Stored records
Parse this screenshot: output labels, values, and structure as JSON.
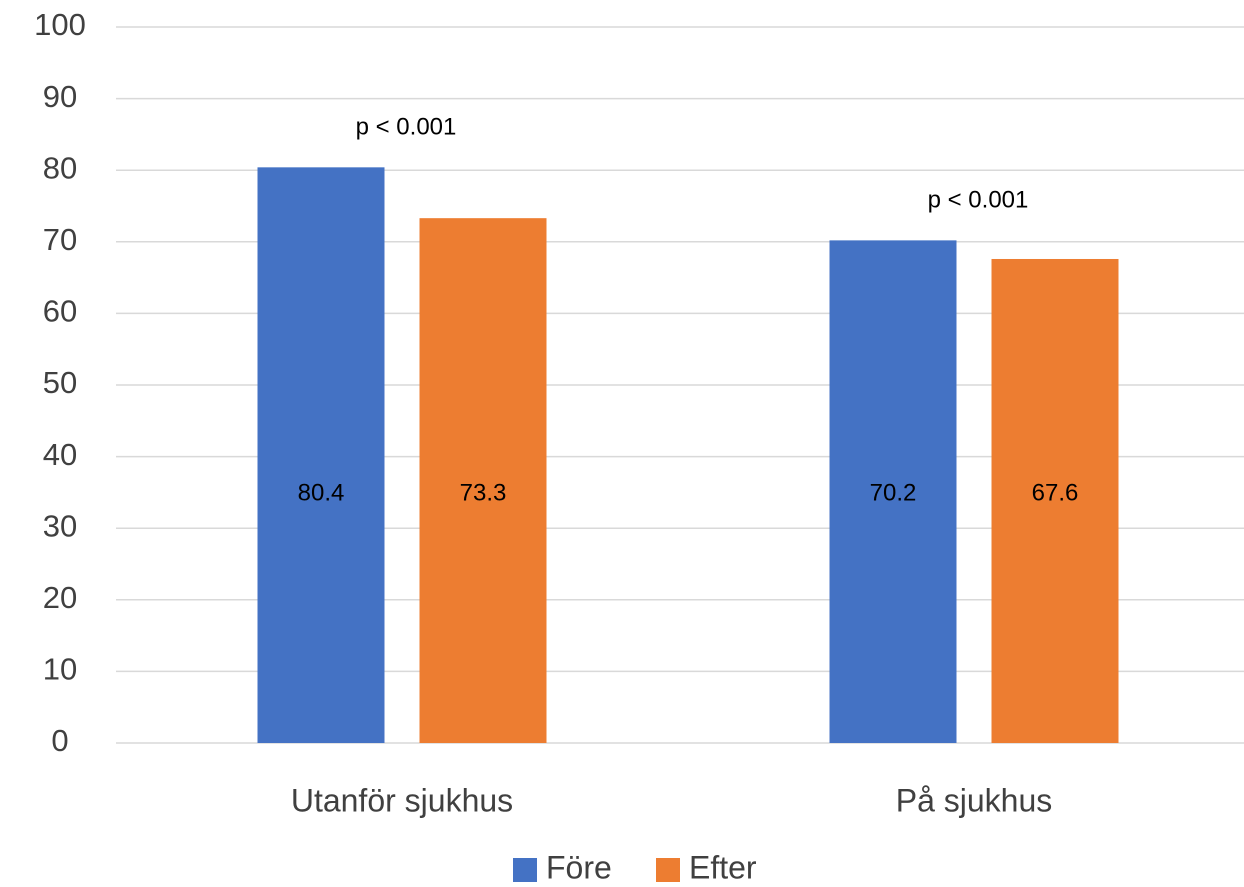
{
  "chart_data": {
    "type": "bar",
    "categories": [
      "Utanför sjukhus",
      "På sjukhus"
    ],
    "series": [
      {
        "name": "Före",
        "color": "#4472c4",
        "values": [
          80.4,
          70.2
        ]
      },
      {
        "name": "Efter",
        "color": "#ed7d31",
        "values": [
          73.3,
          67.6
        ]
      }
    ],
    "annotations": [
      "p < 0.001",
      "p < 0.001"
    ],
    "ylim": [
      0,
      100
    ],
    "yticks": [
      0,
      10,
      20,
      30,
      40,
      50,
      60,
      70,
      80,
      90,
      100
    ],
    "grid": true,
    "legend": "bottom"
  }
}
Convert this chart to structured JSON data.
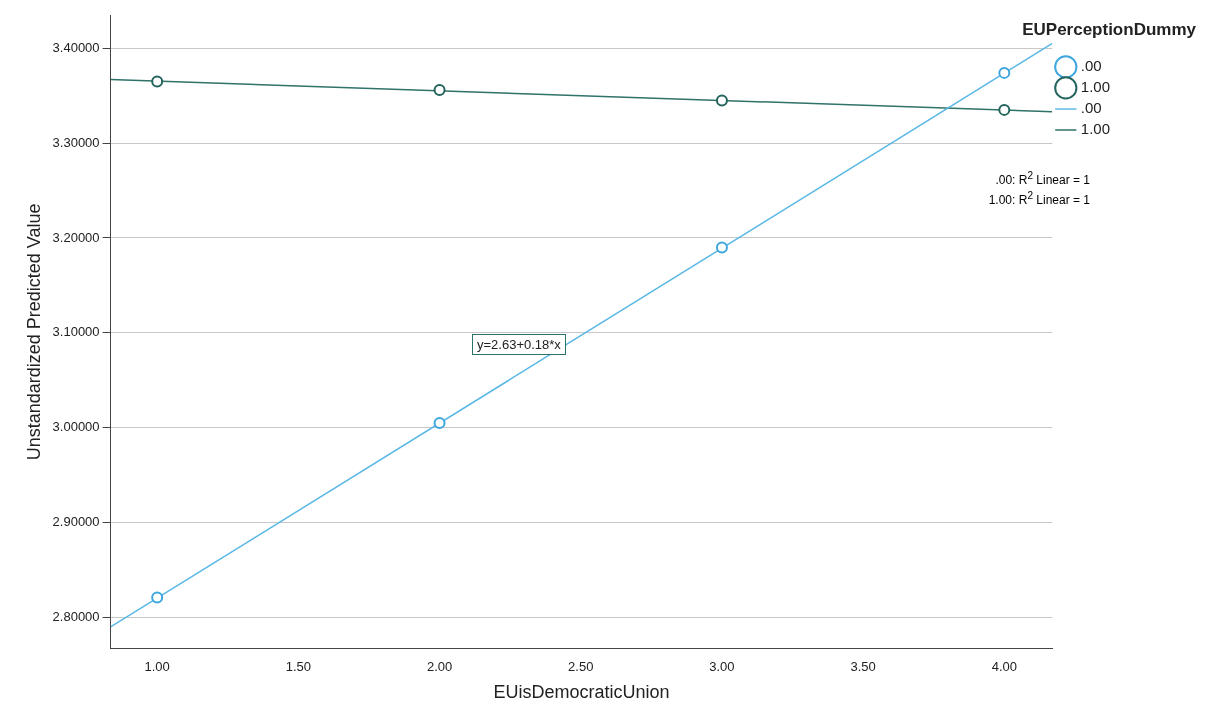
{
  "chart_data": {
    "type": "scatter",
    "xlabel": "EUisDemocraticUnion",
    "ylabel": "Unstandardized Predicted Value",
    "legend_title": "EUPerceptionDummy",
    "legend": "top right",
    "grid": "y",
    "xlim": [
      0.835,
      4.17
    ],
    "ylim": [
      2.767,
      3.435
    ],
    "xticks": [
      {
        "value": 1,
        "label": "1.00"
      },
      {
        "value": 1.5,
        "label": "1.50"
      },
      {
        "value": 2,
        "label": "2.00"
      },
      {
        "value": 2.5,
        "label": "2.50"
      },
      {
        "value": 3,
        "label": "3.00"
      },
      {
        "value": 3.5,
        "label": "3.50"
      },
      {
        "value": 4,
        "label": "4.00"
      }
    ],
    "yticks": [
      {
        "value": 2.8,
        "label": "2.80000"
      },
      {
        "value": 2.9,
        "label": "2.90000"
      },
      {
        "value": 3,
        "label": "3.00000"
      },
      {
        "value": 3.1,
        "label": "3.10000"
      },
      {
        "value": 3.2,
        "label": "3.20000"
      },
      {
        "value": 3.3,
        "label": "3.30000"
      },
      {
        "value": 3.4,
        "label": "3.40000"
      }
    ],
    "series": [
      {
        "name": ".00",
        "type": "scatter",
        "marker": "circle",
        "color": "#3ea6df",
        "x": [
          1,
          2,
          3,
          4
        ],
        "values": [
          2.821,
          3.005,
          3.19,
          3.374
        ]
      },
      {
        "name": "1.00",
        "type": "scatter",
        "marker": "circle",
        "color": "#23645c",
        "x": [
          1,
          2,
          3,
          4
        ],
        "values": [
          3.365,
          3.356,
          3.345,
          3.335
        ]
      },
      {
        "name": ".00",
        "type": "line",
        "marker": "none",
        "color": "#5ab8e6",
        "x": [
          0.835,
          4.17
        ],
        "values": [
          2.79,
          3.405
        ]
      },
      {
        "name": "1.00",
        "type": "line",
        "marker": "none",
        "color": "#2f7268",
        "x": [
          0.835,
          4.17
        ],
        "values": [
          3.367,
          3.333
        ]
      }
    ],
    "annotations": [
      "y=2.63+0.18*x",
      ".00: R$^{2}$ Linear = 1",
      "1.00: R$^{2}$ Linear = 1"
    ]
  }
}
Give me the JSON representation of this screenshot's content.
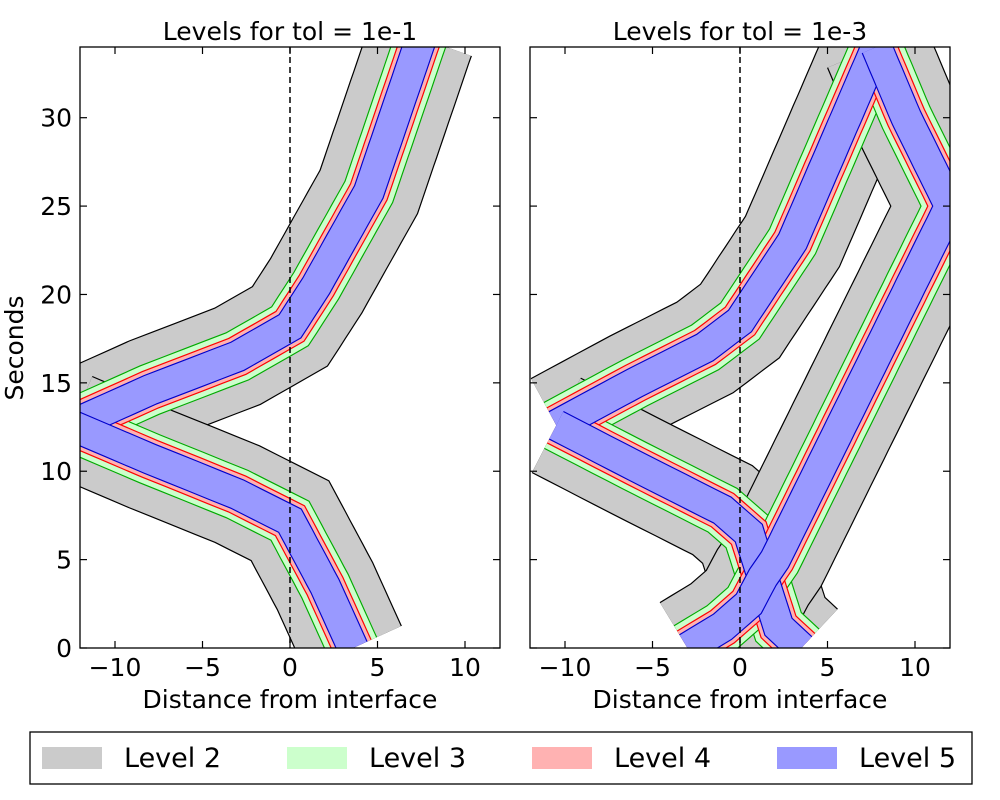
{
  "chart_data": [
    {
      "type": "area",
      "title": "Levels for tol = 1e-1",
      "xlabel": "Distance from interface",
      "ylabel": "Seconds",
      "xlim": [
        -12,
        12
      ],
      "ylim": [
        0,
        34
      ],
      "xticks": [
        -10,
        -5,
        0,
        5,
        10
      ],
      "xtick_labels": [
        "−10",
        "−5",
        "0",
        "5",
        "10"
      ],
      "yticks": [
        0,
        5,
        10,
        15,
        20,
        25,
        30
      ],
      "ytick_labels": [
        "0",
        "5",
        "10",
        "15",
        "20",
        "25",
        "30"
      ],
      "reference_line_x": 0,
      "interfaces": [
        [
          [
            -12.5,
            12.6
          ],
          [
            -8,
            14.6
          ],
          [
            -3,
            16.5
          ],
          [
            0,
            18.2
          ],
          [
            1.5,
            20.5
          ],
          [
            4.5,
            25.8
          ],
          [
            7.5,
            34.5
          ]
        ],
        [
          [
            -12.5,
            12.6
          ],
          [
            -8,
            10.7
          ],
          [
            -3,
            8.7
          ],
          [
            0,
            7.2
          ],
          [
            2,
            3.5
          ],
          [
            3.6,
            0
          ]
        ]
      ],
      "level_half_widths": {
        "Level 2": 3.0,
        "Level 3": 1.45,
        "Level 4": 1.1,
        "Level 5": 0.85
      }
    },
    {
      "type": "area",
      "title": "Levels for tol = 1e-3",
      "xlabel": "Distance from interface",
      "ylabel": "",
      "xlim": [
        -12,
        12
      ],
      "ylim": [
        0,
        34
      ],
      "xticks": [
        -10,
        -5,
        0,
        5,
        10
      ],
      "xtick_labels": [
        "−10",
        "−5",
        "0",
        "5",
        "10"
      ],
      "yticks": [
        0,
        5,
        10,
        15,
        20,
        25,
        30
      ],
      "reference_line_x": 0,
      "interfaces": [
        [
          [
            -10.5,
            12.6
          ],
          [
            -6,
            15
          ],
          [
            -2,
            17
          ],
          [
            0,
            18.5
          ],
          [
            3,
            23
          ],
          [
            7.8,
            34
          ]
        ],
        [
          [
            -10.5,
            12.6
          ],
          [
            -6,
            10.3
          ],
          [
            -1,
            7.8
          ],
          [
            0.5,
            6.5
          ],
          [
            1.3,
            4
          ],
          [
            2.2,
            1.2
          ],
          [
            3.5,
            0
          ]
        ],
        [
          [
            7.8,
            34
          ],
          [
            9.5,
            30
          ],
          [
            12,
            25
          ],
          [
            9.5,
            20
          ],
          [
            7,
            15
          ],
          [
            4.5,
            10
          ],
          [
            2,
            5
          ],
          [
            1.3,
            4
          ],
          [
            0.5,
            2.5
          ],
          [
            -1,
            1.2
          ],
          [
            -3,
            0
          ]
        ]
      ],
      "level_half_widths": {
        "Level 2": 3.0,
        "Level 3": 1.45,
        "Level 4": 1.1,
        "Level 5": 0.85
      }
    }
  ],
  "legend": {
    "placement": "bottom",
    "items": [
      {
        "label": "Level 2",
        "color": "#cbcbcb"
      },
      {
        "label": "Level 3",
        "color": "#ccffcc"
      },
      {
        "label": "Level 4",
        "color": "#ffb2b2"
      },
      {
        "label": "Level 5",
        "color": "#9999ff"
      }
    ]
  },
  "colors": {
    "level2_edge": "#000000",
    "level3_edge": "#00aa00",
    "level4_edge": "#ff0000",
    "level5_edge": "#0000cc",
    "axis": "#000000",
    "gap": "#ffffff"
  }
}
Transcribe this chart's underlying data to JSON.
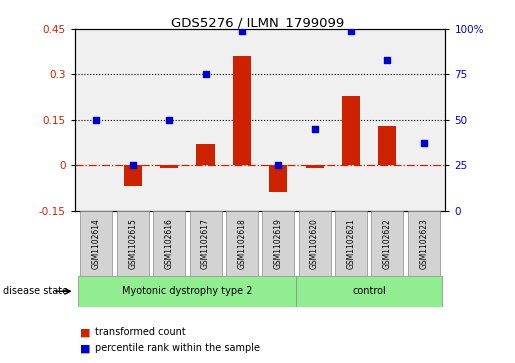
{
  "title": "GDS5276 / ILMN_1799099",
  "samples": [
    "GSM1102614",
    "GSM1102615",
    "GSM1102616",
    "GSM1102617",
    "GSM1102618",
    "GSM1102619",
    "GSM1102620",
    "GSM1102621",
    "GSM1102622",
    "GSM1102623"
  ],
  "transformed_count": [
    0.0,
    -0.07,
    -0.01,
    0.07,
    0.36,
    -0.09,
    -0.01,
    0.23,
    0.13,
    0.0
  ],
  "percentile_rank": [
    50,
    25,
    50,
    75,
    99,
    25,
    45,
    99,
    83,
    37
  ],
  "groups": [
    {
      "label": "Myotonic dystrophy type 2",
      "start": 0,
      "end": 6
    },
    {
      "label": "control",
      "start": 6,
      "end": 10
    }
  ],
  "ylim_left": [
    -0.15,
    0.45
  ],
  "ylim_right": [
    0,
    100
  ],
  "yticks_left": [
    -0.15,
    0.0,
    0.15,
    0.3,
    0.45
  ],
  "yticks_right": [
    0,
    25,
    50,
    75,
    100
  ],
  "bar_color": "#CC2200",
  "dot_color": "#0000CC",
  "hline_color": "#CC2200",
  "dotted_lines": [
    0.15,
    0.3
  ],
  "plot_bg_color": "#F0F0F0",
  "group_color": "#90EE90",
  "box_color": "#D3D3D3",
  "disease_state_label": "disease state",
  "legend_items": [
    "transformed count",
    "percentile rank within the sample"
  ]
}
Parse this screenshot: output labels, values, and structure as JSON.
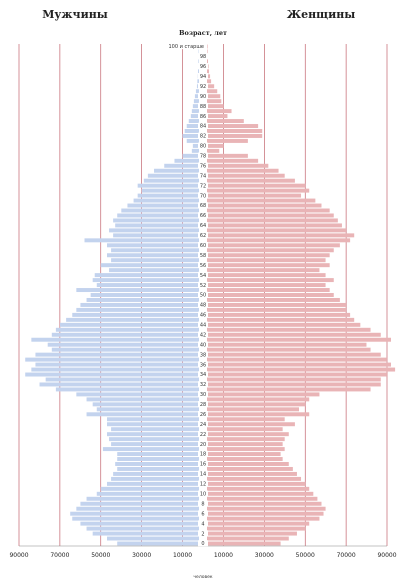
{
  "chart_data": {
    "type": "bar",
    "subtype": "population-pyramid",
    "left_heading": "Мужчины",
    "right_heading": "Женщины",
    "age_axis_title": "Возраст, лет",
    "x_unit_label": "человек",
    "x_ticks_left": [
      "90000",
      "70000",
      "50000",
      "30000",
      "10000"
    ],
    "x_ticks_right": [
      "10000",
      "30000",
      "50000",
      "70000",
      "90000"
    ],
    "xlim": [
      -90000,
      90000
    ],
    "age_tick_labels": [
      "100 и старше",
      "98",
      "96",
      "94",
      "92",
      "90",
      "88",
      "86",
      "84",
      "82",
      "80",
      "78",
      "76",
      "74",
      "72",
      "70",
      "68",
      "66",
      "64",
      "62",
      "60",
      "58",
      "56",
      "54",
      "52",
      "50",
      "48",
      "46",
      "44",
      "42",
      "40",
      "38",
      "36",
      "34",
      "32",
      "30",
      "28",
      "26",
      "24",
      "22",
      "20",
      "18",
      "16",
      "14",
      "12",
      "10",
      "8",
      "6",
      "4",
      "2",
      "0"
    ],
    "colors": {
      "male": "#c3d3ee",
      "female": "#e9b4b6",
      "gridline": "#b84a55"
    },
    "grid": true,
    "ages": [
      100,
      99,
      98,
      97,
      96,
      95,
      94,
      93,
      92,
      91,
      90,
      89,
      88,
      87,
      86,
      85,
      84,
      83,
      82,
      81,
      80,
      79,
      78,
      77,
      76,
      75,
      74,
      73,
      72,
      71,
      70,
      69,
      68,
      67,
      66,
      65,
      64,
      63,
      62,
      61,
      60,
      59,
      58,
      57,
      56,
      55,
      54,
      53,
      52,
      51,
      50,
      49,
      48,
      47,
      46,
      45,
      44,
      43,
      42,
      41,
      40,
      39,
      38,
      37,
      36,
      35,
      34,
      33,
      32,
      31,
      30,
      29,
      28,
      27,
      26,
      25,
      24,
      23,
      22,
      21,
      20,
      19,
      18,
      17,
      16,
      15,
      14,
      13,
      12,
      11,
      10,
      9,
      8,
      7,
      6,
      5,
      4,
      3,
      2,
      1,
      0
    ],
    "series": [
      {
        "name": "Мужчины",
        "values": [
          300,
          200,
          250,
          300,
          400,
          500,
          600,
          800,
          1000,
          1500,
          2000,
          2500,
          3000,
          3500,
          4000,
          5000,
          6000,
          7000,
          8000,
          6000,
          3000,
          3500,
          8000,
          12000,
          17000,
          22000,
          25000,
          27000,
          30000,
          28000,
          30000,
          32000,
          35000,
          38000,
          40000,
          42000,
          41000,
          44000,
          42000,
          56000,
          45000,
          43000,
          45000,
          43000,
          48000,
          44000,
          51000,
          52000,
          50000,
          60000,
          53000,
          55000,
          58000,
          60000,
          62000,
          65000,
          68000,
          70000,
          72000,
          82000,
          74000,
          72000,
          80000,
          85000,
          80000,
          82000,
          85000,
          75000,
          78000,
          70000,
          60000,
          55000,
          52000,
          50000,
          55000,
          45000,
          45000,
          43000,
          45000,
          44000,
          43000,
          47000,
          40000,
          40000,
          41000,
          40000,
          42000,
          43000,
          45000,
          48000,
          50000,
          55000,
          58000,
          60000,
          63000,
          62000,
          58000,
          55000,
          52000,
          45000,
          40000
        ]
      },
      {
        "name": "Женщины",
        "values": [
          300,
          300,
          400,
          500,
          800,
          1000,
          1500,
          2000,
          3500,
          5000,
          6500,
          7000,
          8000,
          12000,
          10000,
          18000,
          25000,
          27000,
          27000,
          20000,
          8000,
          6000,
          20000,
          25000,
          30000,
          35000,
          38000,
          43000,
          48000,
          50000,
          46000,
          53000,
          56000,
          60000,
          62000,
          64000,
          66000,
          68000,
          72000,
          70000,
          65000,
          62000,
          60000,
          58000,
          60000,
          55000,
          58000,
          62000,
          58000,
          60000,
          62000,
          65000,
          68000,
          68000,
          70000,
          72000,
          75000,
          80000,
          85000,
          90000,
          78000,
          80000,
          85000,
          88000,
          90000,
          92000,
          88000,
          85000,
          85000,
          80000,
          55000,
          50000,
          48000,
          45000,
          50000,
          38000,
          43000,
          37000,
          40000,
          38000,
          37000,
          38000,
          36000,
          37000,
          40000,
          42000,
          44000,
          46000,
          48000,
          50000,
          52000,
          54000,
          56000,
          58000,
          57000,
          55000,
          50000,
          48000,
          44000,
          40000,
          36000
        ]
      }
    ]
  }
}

DIRECTIONS FOR THIS TASK: Reproduce each line holding the word "ylabel".

RESULT OF THE EXERCISE:
    "ylabel": "Unstandardized Predicted Value",
      "ylabel": "Seconds",
      "ylabel": "",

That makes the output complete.